WHAT THIS TASK INVOLVES:
Reproduce the records below in their entirety, character for character.

□ □ □

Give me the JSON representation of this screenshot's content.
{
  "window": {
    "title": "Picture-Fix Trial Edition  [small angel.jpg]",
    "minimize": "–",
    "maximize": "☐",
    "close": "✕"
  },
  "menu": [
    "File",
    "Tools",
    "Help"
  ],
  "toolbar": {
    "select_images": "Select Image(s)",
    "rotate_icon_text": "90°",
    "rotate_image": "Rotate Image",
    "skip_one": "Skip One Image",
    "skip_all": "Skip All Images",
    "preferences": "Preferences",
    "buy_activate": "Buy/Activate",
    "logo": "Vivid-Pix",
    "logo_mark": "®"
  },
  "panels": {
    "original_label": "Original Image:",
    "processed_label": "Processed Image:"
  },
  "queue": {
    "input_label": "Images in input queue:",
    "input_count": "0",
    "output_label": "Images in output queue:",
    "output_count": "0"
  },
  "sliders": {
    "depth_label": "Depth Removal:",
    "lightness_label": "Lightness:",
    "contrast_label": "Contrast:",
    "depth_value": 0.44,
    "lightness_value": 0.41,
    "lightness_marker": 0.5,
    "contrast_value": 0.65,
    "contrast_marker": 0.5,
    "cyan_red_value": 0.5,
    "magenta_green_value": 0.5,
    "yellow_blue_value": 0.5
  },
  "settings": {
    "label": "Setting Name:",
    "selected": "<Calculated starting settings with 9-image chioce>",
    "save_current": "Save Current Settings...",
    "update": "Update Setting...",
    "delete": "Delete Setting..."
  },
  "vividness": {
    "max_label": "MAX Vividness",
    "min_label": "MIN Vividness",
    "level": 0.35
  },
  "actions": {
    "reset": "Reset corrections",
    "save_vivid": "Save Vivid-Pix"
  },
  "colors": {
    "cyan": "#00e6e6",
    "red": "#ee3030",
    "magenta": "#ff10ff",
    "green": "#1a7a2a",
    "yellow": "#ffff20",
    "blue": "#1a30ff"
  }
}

□ □ □

TASK OUTPUT:
Give me the JSON representation of this screenshot's content.
{
  "window": {
    "title": "Picture-Fix Trial Edition  [small angel.jpg]",
    "minimize": "–",
    "maximize": "☐",
    "close": "✕"
  },
  "menu": [
    "File",
    "Tools",
    "Help"
  ],
  "toolbar": {
    "select_images": "Select Image(s)",
    "rotate_icon_text": "90°",
    "rotate_image": "Rotate Image",
    "skip_one": "Skip One Image",
    "skip_all": "Skip All Images",
    "preferences": "Preferences",
    "buy_activate": "Buy/Activate",
    "logo": "Vivid-Pix",
    "logo_mark": "®"
  },
  "panels": {
    "original_label": "Original Image:",
    "processed_label": "Processed Image:"
  },
  "queue": {
    "input_label": "Images in input queue:",
    "input_count": "0",
    "output_label": "Images in output queue:",
    "output_count": "0"
  },
  "sliders": {
    "depth_label": "Depth Removal:",
    "lightness_label": "Lightness:",
    "contrast_label": "Contrast:",
    "depth_value": 0.44,
    "lightness_value": 0.41,
    "lightness_marker": 0.5,
    "contrast_value": 0.65,
    "contrast_marker": 0.5,
    "cyan_red_value": 0.5,
    "magenta_green_value": 0.5,
    "yellow_blue_value": 0.5
  },
  "settings": {
    "label": "Setting Name:",
    "selected": "<Calculated starting settings with 9-image chioce>",
    "save_current": "Save Current Settings...",
    "update": "Update Setting...",
    "delete": "Delete Setting..."
  },
  "vividness": {
    "max_label": "MAX Vividness",
    "min_label": "MIN Vividness",
    "level": 0.35
  },
  "actions": {
    "reset": "Reset corrections",
    "save_vivid": "Save Vivid-Pix"
  },
  "colors": {
    "cyan": "#00e6e6",
    "red": "#ee3030",
    "magenta": "#ff10ff",
    "green": "#1a7a2a",
    "yellow": "#ffff20",
    "blue": "#1a30ff"
  }
}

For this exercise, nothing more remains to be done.